══ Data records ══

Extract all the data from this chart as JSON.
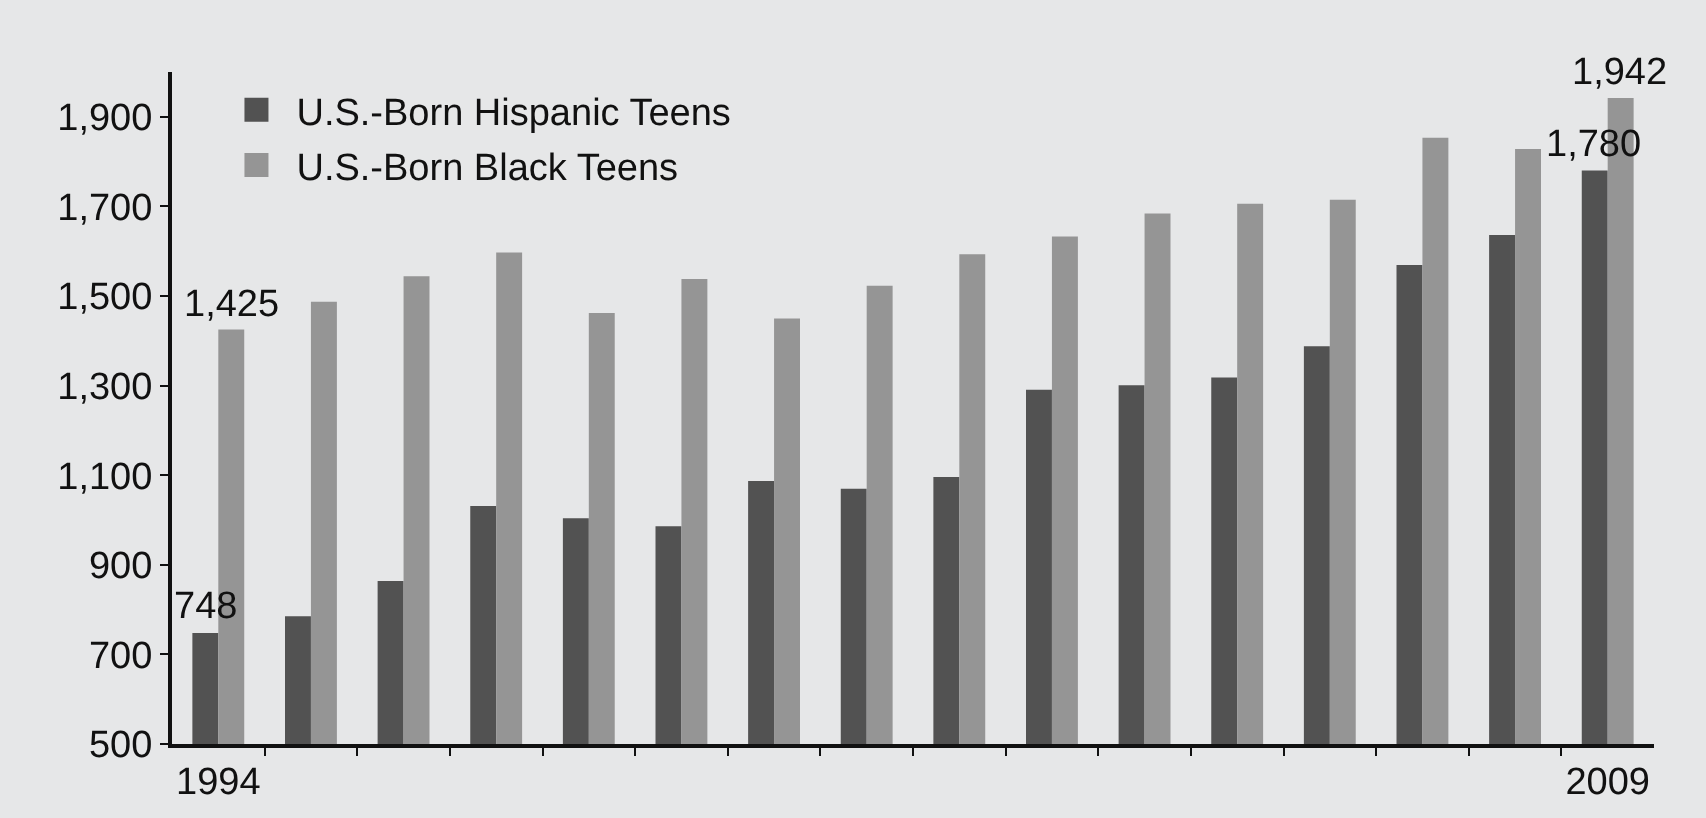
{
  "chart_data": {
    "type": "bar",
    "x": [
      1994,
      1995,
      1996,
      1997,
      1998,
      1999,
      2000,
      2001,
      2002,
      2003,
      2004,
      2005,
      2006,
      2007,
      2008,
      2009
    ],
    "series": [
      {
        "name": "U.S.-Born Hispanic Teens",
        "color": "#525252",
        "values": [
          748,
          785,
          864,
          1031,
          1004,
          986,
          1087,
          1070,
          1096,
          1291,
          1301,
          1318,
          1388,
          1569,
          1636,
          1780
        ],
        "value_labels": [
          "748",
          null,
          null,
          null,
          null,
          null,
          null,
          null,
          null,
          null,
          null,
          null,
          null,
          null,
          null,
          "1,780"
        ]
      },
      {
        "name": "U.S.-Born Black Teens",
        "color": "#959595",
        "values": [
          1425,
          1487,
          1544,
          1597,
          1462,
          1538,
          1450,
          1523,
          1593,
          1633,
          1684,
          1706,
          1715,
          1853,
          1828,
          1942
        ],
        "value_labels": [
          "1,425",
          null,
          null,
          null,
          null,
          null,
          null,
          null,
          null,
          null,
          null,
          null,
          null,
          null,
          null,
          "1,942"
        ]
      }
    ],
    "xlim": [
      1993.5,
      2009.5
    ],
    "xticks": [
      1994,
      {
        "value": 1994.5,
        "label": null
      },
      {
        "value": 1995.5,
        "label": null
      },
      {
        "value": 1996.5,
        "label": null
      },
      {
        "value": 1997.5,
        "label": null
      },
      {
        "value": 1998.5,
        "label": null
      },
      {
        "value": 1999.5,
        "label": null
      },
      {
        "value": 2000.5,
        "label": null
      },
      {
        "value": 2001.5,
        "label": null
      },
      {
        "value": 2002.5,
        "label": null
      },
      {
        "value": 2003.5,
        "label": null
      },
      {
        "value": 2004.5,
        "label": null
      },
      {
        "value": 2005.5,
        "label": null
      },
      {
        "value": 2006.5,
        "label": null
      },
      {
        "value": 2007.5,
        "label": null
      },
      {
        "value": 2008.5,
        "label": null
      },
      2009
    ],
    "ylim": [
      500,
      2000
    ],
    "yticks": [
      500,
      700,
      900,
      {
        "value": 1100,
        "label": "1,100"
      },
      {
        "value": 1300,
        "label": "1,300"
      },
      {
        "value": 1500,
        "label": "1,500"
      },
      {
        "value": 1700,
        "label": "1,700"
      },
      {
        "value": 1900,
        "label": "1,900"
      }
    ],
    "grid": false,
    "legend": "top left"
  }
}
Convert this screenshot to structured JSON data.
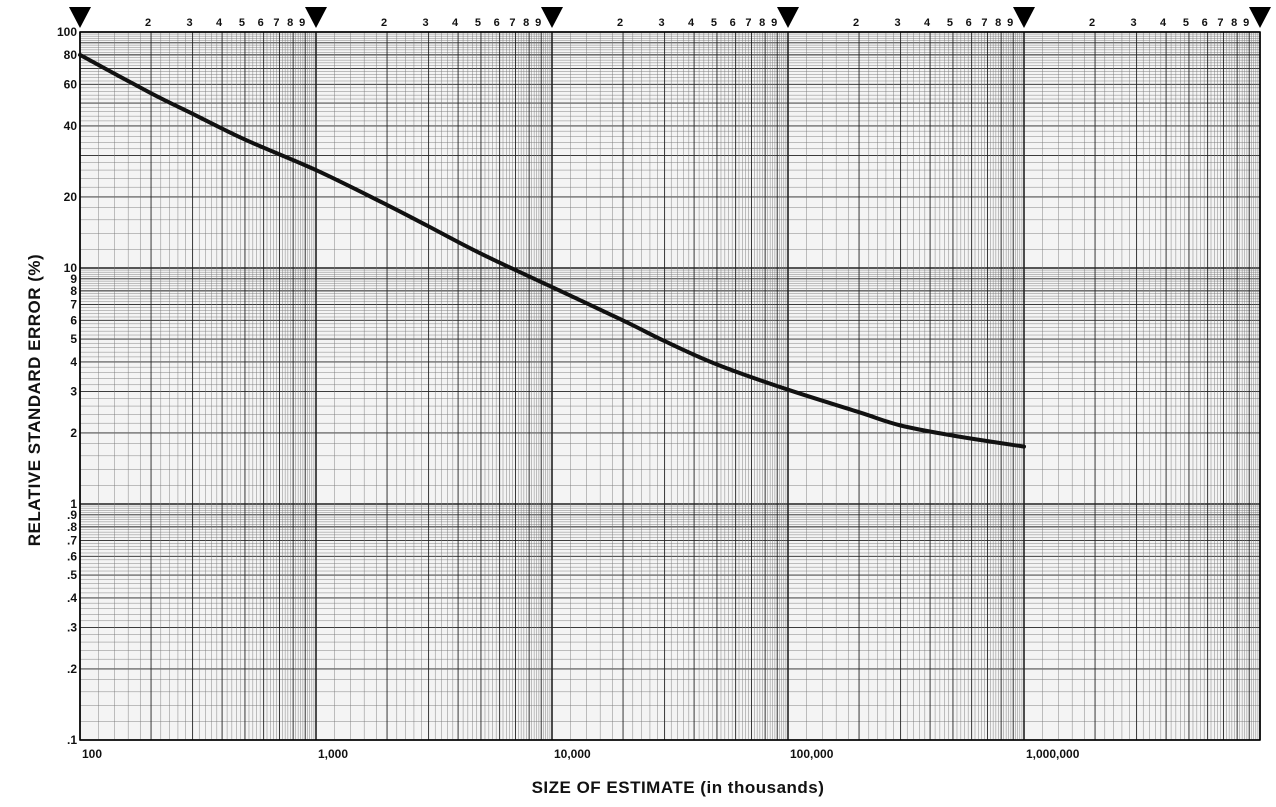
{
  "chart_data": {
    "type": "line",
    "title": "",
    "xlabel": "SIZE OF ESTIMATE (in thousands)",
    "ylabel": "RELATIVE STANDARD ERROR (%)",
    "x_scale": "log",
    "y_scale": "log",
    "xlim": [
      100,
      10000000
    ],
    "ylim": [
      0.1,
      100
    ],
    "grid": true,
    "x_tick_labels": [
      {
        "value": 100,
        "label": "100"
      },
      {
        "value": 1000,
        "label": "1,000"
      },
      {
        "value": 10000,
        "label": "10,000"
      },
      {
        "value": 100000,
        "label": "100,000"
      },
      {
        "value": 1000000,
        "label": "1,000,000"
      }
    ],
    "y_tick_labels": [
      {
        "value": 100,
        "label": "100"
      },
      {
        "value": 80,
        "label": "80"
      },
      {
        "value": 60,
        "label": "60"
      },
      {
        "value": 40,
        "label": "40"
      },
      {
        "value": 20,
        "label": "20"
      },
      {
        "value": 10,
        "label": "10"
      },
      {
        "value": 9,
        "label": "9"
      },
      {
        "value": 8,
        "label": "8"
      },
      {
        "value": 7,
        "label": "7"
      },
      {
        "value": 6,
        "label": "6"
      },
      {
        "value": 5,
        "label": "5"
      },
      {
        "value": 4,
        "label": "4"
      },
      {
        "value": 3,
        "label": "3"
      },
      {
        "value": 2,
        "label": "2"
      },
      {
        "value": 1,
        "label": "1"
      },
      {
        "value": 0.9,
        "label": ".9"
      },
      {
        "value": 0.8,
        "label": ".8"
      },
      {
        "value": 0.7,
        "label": ".7"
      },
      {
        "value": 0.6,
        "label": ".6"
      },
      {
        "value": 0.5,
        "label": ".5"
      },
      {
        "value": 0.4,
        "label": ".4"
      },
      {
        "value": 0.3,
        "label": ".3"
      },
      {
        "value": 0.2,
        "label": ".2"
      },
      {
        "value": 0.1,
        "label": ".1"
      }
    ],
    "top_minor_labels": [
      "2",
      "3",
      "4",
      "5",
      "6",
      "7",
      "8",
      "9"
    ],
    "series": [
      {
        "x": [
          100,
          200,
          300,
          500,
          1000,
          2000,
          3000,
          5000,
          10000,
          20000,
          30000,
          50000,
          100000,
          200000,
          300000,
          500000,
          1000000
        ],
        "y": [
          80,
          55,
          45,
          35,
          26,
          18.5,
          15,
          11.5,
          8.3,
          6,
          4.9,
          3.9,
          3.05,
          2.45,
          2.15,
          1.95,
          1.75
        ]
      }
    ],
    "colors": {
      "line": "#111111",
      "grid": "#777777",
      "major_grid": "#222222",
      "marker": "#000000"
    }
  }
}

═══

# [Stated task]
Write the entries above out in full, exactly, with no images.

# [Result of the task]
Extract all the data from this chart as JSON.
{
  "chart_data": {
    "type": "bar",
    "x": [
      1994,
      1995,
      1996,
      1997,
      1998,
      1999,
      2000,
      2001,
      2002,
      2003,
      2004,
      2005,
      2006,
      2007,
      2008,
      2009
    ],
    "series": [
      {
        "name": "U.S.-Born Hispanic Teens",
        "color": "#525252",
        "values": [
          748,
          785,
          864,
          1031,
          1004,
          986,
          1087,
          1070,
          1096,
          1291,
          1301,
          1318,
          1388,
          1569,
          1636,
          1780
        ],
        "value_labels": [
          "748",
          null,
          null,
          null,
          null,
          null,
          null,
          null,
          null,
          null,
          null,
          null,
          null,
          null,
          null,
          "1,780"
        ]
      },
      {
        "name": "U.S.-Born Black Teens",
        "color": "#959595",
        "values": [
          1425,
          1487,
          1544,
          1597,
          1462,
          1538,
          1450,
          1523,
          1593,
          1633,
          1684,
          1706,
          1715,
          1853,
          1828,
          1942
        ],
        "value_labels": [
          "1,425",
          null,
          null,
          null,
          null,
          null,
          null,
          null,
          null,
          null,
          null,
          null,
          null,
          null,
          null,
          "1,942"
        ]
      }
    ],
    "xlim": [
      1993.5,
      2009.5
    ],
    "xticks": [
      1994,
      {
        "value": 1994.5,
        "label": null
      },
      {
        "value": 1995.5,
        "label": null
      },
      {
        "value": 1996.5,
        "label": null
      },
      {
        "value": 1997.5,
        "label": null
      },
      {
        "value": 1998.5,
        "label": null
      },
      {
        "value": 1999.5,
        "label": null
      },
      {
        "value": 2000.5,
        "label": null
      },
      {
        "value": 2001.5,
        "label": null
      },
      {
        "value": 2002.5,
        "label": null
      },
      {
        "value": 2003.5,
        "label": null
      },
      {
        "value": 2004.5,
        "label": null
      },
      {
        "value": 2005.5,
        "label": null
      },
      {
        "value": 2006.5,
        "label": null
      },
      {
        "value": 2007.5,
        "label": null
      },
      {
        "value": 2008.5,
        "label": null
      },
      2009
    ],
    "ylim": [
      500,
      2000
    ],
    "yticks": [
      500,
      700,
      900,
      {
        "value": 1100,
        "label": "1,100"
      },
      {
        "value": 1300,
        "label": "1,300"
      },
      {
        "value": 1500,
        "label": "1,500"
      },
      {
        "value": 1700,
        "label": "1,700"
      },
      {
        "value": 1900,
        "label": "1,900"
      }
    ],
    "grid": false,
    "legend": "top left"
  }
}
Convert this screenshot to structured JSON data.
{
  "chart_data": {
    "type": "line",
    "title": "",
    "xlabel": "SIZE OF ESTIMATE (in thousands)",
    "ylabel": "RELATIVE STANDARD ERROR (%)",
    "x_scale": "log",
    "y_scale": "log",
    "xlim": [
      100,
      10000000
    ],
    "ylim": [
      0.1,
      100
    ],
    "grid": true,
    "x_tick_labels": [
      {
        "value": 100,
        "label": "100"
      },
      {
        "value": 1000,
        "label": "1,000"
      },
      {
        "value": 10000,
        "label": "10,000"
      },
      {
        "value": 100000,
        "label": "100,000"
      },
      {
        "value": 1000000,
        "label": "1,000,000"
      }
    ],
    "y_tick_labels": [
      {
        "value": 100,
        "label": "100"
      },
      {
        "value": 80,
        "label": "80"
      },
      {
        "value": 60,
        "label": "60"
      },
      {
        "value": 40,
        "label": "40"
      },
      {
        "value": 20,
        "label": "20"
      },
      {
        "value": 10,
        "label": "10"
      },
      {
        "value": 9,
        "label": "9"
      },
      {
        "value": 8,
        "label": "8"
      },
      {
        "value": 7,
        "label": "7"
      },
      {
        "value": 6,
        "label": "6"
      },
      {
        "value": 5,
        "label": "5"
      },
      {
        "value": 4,
        "label": "4"
      },
      {
        "value": 3,
        "label": "3"
      },
      {
        "value": 2,
        "label": "2"
      },
      {
        "value": 1,
        "label": "1"
      },
      {
        "value": 0.9,
        "label": ".9"
      },
      {
        "value": 0.8,
        "label": ".8"
      },
      {
        "value": 0.7,
        "label": ".7"
      },
      {
        "value": 0.6,
        "label": ".6"
      },
      {
        "value": 0.5,
        "label": ".5"
      },
      {
        "value": 0.4,
        "label": ".4"
      },
      {
        "value": 0.3,
        "label": ".3"
      },
      {
        "value": 0.2,
        "label": ".2"
      },
      {
        "value": 0.1,
        "label": ".1"
      }
    ],
    "top_minor_labels": [
      "2",
      "3",
      "4",
      "5",
      "6",
      "7",
      "8",
      "9"
    ],
    "series": [
      {
        "x": [
          100,
          200,
          300,
          500,
          1000,
          2000,
          3000,
          5000,
          10000,
          20000,
          30000,
          50000,
          100000,
          200000,
          300000,
          500000,
          1000000
        ],
        "y": [
          80,
          55,
          45,
          35,
          26,
          18.5,
          15,
          11.5,
          8.3,
          6,
          4.9,
          3.9,
          3.05,
          2.45,
          2.15,
          1.95,
          1.75
        ]
      }
    ],
    "colors": {
      "line": "#111111",
      "grid": "#777777",
      "major_grid": "#222222",
      "marker": "#000000"
    }
  }
}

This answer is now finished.